— start of Entries supplied —

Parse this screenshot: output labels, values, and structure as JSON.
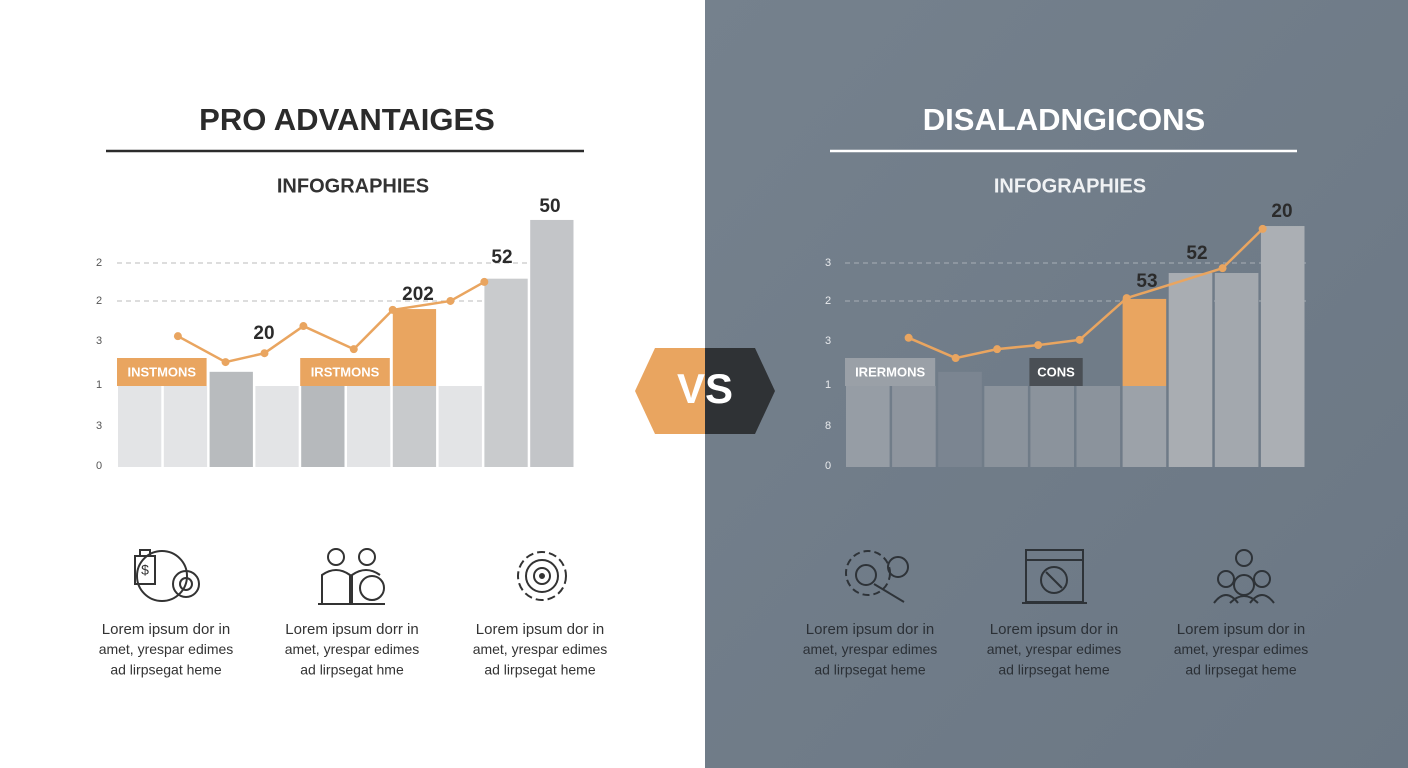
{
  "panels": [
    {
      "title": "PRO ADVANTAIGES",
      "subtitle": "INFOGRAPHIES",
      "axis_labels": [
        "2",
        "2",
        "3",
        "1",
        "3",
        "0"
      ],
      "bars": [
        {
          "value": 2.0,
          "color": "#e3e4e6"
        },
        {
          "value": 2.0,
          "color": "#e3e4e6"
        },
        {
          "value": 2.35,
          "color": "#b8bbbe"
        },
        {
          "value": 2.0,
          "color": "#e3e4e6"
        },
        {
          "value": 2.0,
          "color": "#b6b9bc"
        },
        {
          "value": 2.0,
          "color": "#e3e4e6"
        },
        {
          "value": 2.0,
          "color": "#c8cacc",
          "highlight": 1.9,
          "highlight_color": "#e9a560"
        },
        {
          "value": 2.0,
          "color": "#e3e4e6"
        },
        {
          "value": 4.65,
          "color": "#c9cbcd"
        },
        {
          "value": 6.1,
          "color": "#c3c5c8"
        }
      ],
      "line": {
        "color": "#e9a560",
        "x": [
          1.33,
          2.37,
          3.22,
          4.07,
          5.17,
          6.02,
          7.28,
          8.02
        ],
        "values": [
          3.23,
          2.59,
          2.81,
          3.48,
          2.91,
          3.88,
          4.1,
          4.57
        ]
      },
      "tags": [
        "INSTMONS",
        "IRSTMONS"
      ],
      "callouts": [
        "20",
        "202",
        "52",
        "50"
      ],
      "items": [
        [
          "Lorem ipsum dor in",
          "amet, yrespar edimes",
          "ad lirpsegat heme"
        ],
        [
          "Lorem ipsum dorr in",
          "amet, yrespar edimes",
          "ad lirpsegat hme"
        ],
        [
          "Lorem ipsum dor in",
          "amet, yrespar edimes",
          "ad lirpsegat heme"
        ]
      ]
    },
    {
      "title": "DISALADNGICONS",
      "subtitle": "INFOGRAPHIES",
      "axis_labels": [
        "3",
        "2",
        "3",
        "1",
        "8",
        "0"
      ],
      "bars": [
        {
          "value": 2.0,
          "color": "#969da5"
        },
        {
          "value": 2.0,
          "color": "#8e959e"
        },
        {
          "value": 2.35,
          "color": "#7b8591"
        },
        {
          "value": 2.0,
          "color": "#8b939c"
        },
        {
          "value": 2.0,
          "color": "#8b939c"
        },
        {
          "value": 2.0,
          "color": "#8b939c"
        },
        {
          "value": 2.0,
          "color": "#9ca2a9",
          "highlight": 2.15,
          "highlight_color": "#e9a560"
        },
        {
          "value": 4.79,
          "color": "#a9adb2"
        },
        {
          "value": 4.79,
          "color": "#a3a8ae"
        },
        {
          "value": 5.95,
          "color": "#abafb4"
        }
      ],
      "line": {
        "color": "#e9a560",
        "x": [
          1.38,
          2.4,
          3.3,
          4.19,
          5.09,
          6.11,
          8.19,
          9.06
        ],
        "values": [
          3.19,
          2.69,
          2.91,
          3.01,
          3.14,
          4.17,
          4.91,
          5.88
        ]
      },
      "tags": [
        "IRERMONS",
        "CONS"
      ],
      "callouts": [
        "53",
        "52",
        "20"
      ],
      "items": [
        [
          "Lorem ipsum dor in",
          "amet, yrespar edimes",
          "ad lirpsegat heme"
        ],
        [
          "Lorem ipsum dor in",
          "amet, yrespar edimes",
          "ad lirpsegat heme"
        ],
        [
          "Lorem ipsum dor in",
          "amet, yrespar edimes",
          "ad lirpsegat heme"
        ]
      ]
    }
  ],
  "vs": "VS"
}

— end of Entries supplied —
— start of Entries supplied —

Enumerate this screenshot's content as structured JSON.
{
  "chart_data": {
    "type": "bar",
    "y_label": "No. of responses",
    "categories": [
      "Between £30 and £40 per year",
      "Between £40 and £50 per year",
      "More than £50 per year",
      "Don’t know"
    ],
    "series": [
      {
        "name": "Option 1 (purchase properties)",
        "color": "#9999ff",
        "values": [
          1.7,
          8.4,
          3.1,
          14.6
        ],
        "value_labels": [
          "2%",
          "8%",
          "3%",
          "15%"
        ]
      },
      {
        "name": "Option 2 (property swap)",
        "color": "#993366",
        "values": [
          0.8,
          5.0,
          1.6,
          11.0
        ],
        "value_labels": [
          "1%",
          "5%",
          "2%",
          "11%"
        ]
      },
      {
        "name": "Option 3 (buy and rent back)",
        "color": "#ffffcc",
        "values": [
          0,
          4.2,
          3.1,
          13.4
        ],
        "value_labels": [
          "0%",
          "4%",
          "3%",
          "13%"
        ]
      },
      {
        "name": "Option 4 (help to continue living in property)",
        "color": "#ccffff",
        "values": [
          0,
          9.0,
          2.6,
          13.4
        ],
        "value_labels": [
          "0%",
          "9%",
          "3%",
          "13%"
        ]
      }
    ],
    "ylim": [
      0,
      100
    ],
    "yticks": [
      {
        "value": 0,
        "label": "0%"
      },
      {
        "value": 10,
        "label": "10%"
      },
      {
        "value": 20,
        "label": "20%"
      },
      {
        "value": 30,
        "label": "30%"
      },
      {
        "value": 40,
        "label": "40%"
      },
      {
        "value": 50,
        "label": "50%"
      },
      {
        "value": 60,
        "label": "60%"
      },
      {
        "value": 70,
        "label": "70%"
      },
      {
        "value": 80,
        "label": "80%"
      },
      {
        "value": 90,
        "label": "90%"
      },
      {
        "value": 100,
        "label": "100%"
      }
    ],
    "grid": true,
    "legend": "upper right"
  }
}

— end of Entries supplied —

● **Set task**: How many of the lines above contain the string "JSON"? Give the number only.

● **The output**: 2